Skip the images. Copy the records exactly as written.

> _THE DATA_
====================

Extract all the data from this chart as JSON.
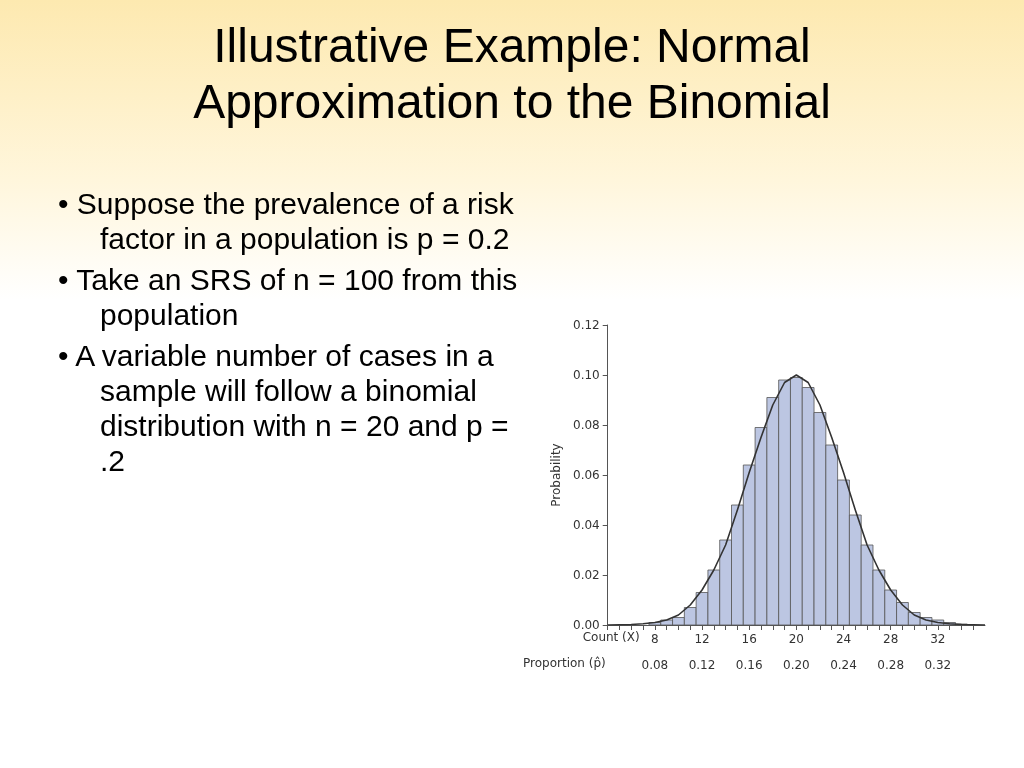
{
  "chart_data": {
    "type": "histogram",
    "title": "Illustrative Example: Normal Approximation to the Binomial",
    "annotations": [
      "• Suppose the prevalence of a risk factor in a population is p = 0.2",
      "• Take an SRS of n = 100 from this population",
      "• A variable number of cases in a sample will follow a binomial distribution with n = 20 and p = .2"
    ],
    "xlabel": "Count (X)",
    "x2label": "Proportion (p̂)",
    "ylabel": "Probability",
    "bins": [
      7.5,
      8.5,
      9.5,
      10.5,
      11.5,
      12.5,
      13.5,
      14.5,
      15.5,
      16.5,
      17.5,
      18.5,
      19.5,
      20.5,
      21.5,
      22.5,
      23.5,
      24.5,
      25.5,
      26.5,
      27.5,
      28.5,
      29.5,
      30.5,
      31.5,
      32.5,
      33.5,
      34.5
    ],
    "values": [
      0.001,
      0.002,
      0.003,
      0.007,
      0.013,
      0.022,
      0.034,
      0.048,
      0.064,
      0.079,
      0.091,
      0.098,
      0.099,
      0.095,
      0.085,
      0.072,
      0.058,
      0.044,
      0.032,
      0.022,
      0.014,
      0.009,
      0.005,
      0.003,
      0.002,
      0.001,
      0.0004
    ],
    "color": "#bcc6e2",
    "series": [
      {
        "type": "line",
        "color": "#333333",
        "x": [
          4,
          5,
          6,
          7,
          8,
          9,
          10,
          11,
          12,
          13,
          14,
          15,
          16,
          17,
          18,
          19,
          20,
          21,
          22,
          23,
          24,
          25,
          26,
          27,
          28,
          29,
          30,
          31,
          32,
          33,
          34,
          35,
          36
        ],
        "values": [
          0.0,
          0.0001,
          0.0002,
          0.0005,
          0.001,
          0.002,
          0.004,
          0.008,
          0.014,
          0.022,
          0.032,
          0.046,
          0.061,
          0.075,
          0.088,
          0.097,
          0.1,
          0.097,
          0.088,
          0.075,
          0.061,
          0.046,
          0.032,
          0.022,
          0.014,
          0.008,
          0.004,
          0.002,
          0.001,
          0.0005,
          0.0002,
          0.0001,
          0.0
        ]
      }
    ],
    "marker": "none",
    "xlim": [
      4,
      36
    ],
    "xticks": [
      {
        "value": 4,
        "label": null
      },
      {
        "value": 5,
        "label": null
      },
      {
        "value": 6,
        "label": null
      },
      {
        "value": 7,
        "label": null
      },
      8,
      {
        "value": 9,
        "label": null
      },
      {
        "value": 10,
        "label": null
      },
      {
        "value": 11,
        "label": null
      },
      12,
      {
        "value": 13,
        "label": null
      },
      {
        "value": 14,
        "label": null
      },
      {
        "value": 15,
        "label": null
      },
      16,
      {
        "value": 17,
        "label": null
      },
      {
        "value": 18,
        "label": null
      },
      {
        "value": 19,
        "label": null
      },
      20,
      {
        "value": 21,
        "label": null
      },
      {
        "value": 22,
        "label": null
      },
      {
        "value": 23,
        "label": null
      },
      24,
      {
        "value": 25,
        "label": null
      },
      {
        "value": 26,
        "label": null
      },
      {
        "value": 27,
        "label": null
      },
      28,
      {
        "value": 29,
        "label": null
      },
      {
        "value": 30,
        "label": null
      },
      {
        "value": 31,
        "label": null
      },
      32,
      {
        "value": 33,
        "label": null
      },
      {
        "value": 34,
        "label": null
      },
      {
        "value": 35,
        "label": null
      }
    ],
    "x2lim": [
      0.04,
      0.36
    ],
    "x2ticks": [
      0.08,
      0.12,
      0.16,
      {
        "value": 0.2,
        "label": "0.20"
      },
      0.24,
      0.28,
      0.32
    ],
    "ylim": [
      0,
      0.12
    ],
    "yticks": [
      {
        "value": 0,
        "label": "0.00"
      },
      0.02,
      0.04,
      0.06,
      0.08,
      {
        "value": 0.1,
        "label": "0.10"
      },
      0.12
    ]
  }
}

====================

> _ANSWER TO THE TASK_
Extract all the data from this chart as JSON.
{
  "chart_data": {
    "type": "histogram",
    "title": "Illustrative Example: Normal Approximation to the Binomial",
    "annotations": [
      "• Suppose the prevalence of a risk factor in a population is p = 0.2",
      "• Take an SRS of n = 100 from this population",
      "• A variable number of cases in a sample will follow a binomial distribution with n = 20 and p = .2"
    ],
    "xlabel": "Count (X)",
    "x2label": "Proportion (p̂)",
    "ylabel": "Probability",
    "bins": [
      7.5,
      8.5,
      9.5,
      10.5,
      11.5,
      12.5,
      13.5,
      14.5,
      15.5,
      16.5,
      17.5,
      18.5,
      19.5,
      20.5,
      21.5,
      22.5,
      23.5,
      24.5,
      25.5,
      26.5,
      27.5,
      28.5,
      29.5,
      30.5,
      31.5,
      32.5,
      33.5,
      34.5
    ],
    "values": [
      0.001,
      0.002,
      0.003,
      0.007,
      0.013,
      0.022,
      0.034,
      0.048,
      0.064,
      0.079,
      0.091,
      0.098,
      0.099,
      0.095,
      0.085,
      0.072,
      0.058,
      0.044,
      0.032,
      0.022,
      0.014,
      0.009,
      0.005,
      0.003,
      0.002,
      0.001,
      0.0004
    ],
    "color": "#bcc6e2",
    "series": [
      {
        "type": "line",
        "color": "#333333",
        "x": [
          4,
          5,
          6,
          7,
          8,
          9,
          10,
          11,
          12,
          13,
          14,
          15,
          16,
          17,
          18,
          19,
          20,
          21,
          22,
          23,
          24,
          25,
          26,
          27,
          28,
          29,
          30,
          31,
          32,
          33,
          34,
          35,
          36
        ],
        "values": [
          0.0,
          0.0001,
          0.0002,
          0.0005,
          0.001,
          0.002,
          0.004,
          0.008,
          0.014,
          0.022,
          0.032,
          0.046,
          0.061,
          0.075,
          0.088,
          0.097,
          0.1,
          0.097,
          0.088,
          0.075,
          0.061,
          0.046,
          0.032,
          0.022,
          0.014,
          0.008,
          0.004,
          0.002,
          0.001,
          0.0005,
          0.0002,
          0.0001,
          0.0
        ]
      }
    ],
    "marker": "none",
    "xlim": [
      4,
      36
    ],
    "xticks": [
      {
        "value": 4,
        "label": null
      },
      {
        "value": 5,
        "label": null
      },
      {
        "value": 6,
        "label": null
      },
      {
        "value": 7,
        "label": null
      },
      8,
      {
        "value": 9,
        "label": null
      },
      {
        "value": 10,
        "label": null
      },
      {
        "value": 11,
        "label": null
      },
      12,
      {
        "value": 13,
        "label": null
      },
      {
        "value": 14,
        "label": null
      },
      {
        "value": 15,
        "label": null
      },
      16,
      {
        "value": 17,
        "label": null
      },
      {
        "value": 18,
        "label": null
      },
      {
        "value": 19,
        "label": null
      },
      20,
      {
        "value": 21,
        "label": null
      },
      {
        "value": 22,
        "label": null
      },
      {
        "value": 23,
        "label": null
      },
      24,
      {
        "value": 25,
        "label": null
      },
      {
        "value": 26,
        "label": null
      },
      {
        "value": 27,
        "label": null
      },
      28,
      {
        "value": 29,
        "label": null
      },
      {
        "value": 30,
        "label": null
      },
      {
        "value": 31,
        "label": null
      },
      32,
      {
        "value": 33,
        "label": null
      },
      {
        "value": 34,
        "label": null
      },
      {
        "value": 35,
        "label": null
      }
    ],
    "x2lim": [
      0.04,
      0.36
    ],
    "x2ticks": [
      0.08,
      0.12,
      0.16,
      {
        "value": 0.2,
        "label": "0.20"
      },
      0.24,
      0.28,
      0.32
    ],
    "ylim": [
      0,
      0.12
    ],
    "yticks": [
      {
        "value": 0,
        "label": "0.00"
      },
      0.02,
      0.04,
      0.06,
      0.08,
      {
        "value": 0.1,
        "label": "0.10"
      },
      0.12
    ]
  }
}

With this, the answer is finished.